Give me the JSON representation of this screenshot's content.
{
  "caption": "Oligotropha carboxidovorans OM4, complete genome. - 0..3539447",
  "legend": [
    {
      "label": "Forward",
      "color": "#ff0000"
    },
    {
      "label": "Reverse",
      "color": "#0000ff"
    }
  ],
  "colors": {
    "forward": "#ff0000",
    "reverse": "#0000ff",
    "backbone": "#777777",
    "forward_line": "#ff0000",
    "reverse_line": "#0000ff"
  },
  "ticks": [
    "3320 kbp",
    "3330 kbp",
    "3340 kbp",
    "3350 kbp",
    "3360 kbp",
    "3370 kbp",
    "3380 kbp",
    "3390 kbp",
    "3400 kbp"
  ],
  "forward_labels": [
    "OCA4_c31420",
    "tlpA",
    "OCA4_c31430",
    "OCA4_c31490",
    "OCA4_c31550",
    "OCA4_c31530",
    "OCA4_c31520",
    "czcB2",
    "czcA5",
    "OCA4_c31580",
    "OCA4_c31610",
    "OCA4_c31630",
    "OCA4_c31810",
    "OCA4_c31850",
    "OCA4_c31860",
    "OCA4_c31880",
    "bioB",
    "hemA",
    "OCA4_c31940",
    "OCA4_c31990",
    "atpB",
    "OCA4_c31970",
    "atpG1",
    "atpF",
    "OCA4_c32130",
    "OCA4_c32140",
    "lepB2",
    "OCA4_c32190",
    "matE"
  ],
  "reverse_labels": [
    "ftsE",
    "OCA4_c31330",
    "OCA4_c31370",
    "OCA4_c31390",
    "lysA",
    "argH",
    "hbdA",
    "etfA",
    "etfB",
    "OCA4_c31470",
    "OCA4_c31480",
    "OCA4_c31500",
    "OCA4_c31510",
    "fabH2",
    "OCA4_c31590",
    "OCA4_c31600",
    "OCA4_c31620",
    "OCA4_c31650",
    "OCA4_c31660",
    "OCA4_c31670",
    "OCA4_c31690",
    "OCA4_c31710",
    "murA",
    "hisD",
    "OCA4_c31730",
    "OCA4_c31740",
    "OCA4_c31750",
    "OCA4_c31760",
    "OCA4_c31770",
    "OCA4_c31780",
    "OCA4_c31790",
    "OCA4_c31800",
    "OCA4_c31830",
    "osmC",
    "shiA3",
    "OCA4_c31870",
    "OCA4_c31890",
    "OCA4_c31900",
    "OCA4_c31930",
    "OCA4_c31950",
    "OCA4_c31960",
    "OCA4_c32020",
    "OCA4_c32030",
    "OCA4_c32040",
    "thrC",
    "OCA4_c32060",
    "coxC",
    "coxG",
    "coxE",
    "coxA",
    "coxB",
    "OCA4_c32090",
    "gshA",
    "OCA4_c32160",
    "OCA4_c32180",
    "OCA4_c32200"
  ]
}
* * * * * * * * *
• [About this task]:
Write the entries out once more, exactly as they appear.

• [Solved problem]:
Give me the JSON representation of this screenshot's content.
{
  "caption": "Oligotropha carboxidovorans OM4, complete genome. - 0..3539447",
  "legend": [
    {
      "label": "Forward",
      "color": "#ff0000"
    },
    {
      "label": "Reverse",
      "color": "#0000ff"
    }
  ],
  "colors": {
    "forward": "#ff0000",
    "reverse": "#0000ff",
    "backbone": "#777777",
    "forward_line": "#ff0000",
    "reverse_line": "#0000ff"
  },
  "ticks": [
    "3320 kbp",
    "3330 kbp",
    "3340 kbp",
    "3350 kbp",
    "3360 kbp",
    "3370 kbp",
    "3380 kbp",
    "3390 kbp",
    "3400 kbp"
  ],
  "forward_labels": [
    "OCA4_c31420",
    "tlpA",
    "OCA4_c31430",
    "OCA4_c31490",
    "OCA4_c31550",
    "OCA4_c31530",
    "OCA4_c31520",
    "czcB2",
    "czcA5",
    "OCA4_c31580",
    "OCA4_c31610",
    "OCA4_c31630",
    "OCA4_c31810",
    "OCA4_c31850",
    "OCA4_c31860",
    "OCA4_c31880",
    "bioB",
    "hemA",
    "OCA4_c31940",
    "OCA4_c31990",
    "atpB",
    "OCA4_c31970",
    "atpG1",
    "atpF",
    "OCA4_c32130",
    "OCA4_c32140",
    "lepB2",
    "OCA4_c32190",
    "matE"
  ],
  "reverse_labels": [
    "ftsE",
    "OCA4_c31330",
    "OCA4_c31370",
    "OCA4_c31390",
    "lysA",
    "argH",
    "hbdA",
    "etfA",
    "etfB",
    "OCA4_c31470",
    "OCA4_c31480",
    "OCA4_c31500",
    "OCA4_c31510",
    "fabH2",
    "OCA4_c31590",
    "OCA4_c31600",
    "OCA4_c31620",
    "OCA4_c31650",
    "OCA4_c31660",
    "OCA4_c31670",
    "OCA4_c31690",
    "OCA4_c31710",
    "murA",
    "hisD",
    "OCA4_c31730",
    "OCA4_c31740",
    "OCA4_c31750",
    "OCA4_c31760",
    "OCA4_c31770",
    "OCA4_c31780",
    "OCA4_c31790",
    "OCA4_c31800",
    "OCA4_c31830",
    "osmC",
    "shiA3",
    "OCA4_c31870",
    "OCA4_c31890",
    "OCA4_c31900",
    "OCA4_c31930",
    "OCA4_c31950",
    "OCA4_c31960",
    "OCA4_c32020",
    "OCA4_c32030",
    "OCA4_c32040",
    "thrC",
    "OCA4_c32060",
    "coxC",
    "coxG",
    "coxE",
    "coxA",
    "coxB",
    "OCA4_c32090",
    "gshA",
    "OCA4_c32160",
    "OCA4_c32180",
    "OCA4_c32200"
  ]
}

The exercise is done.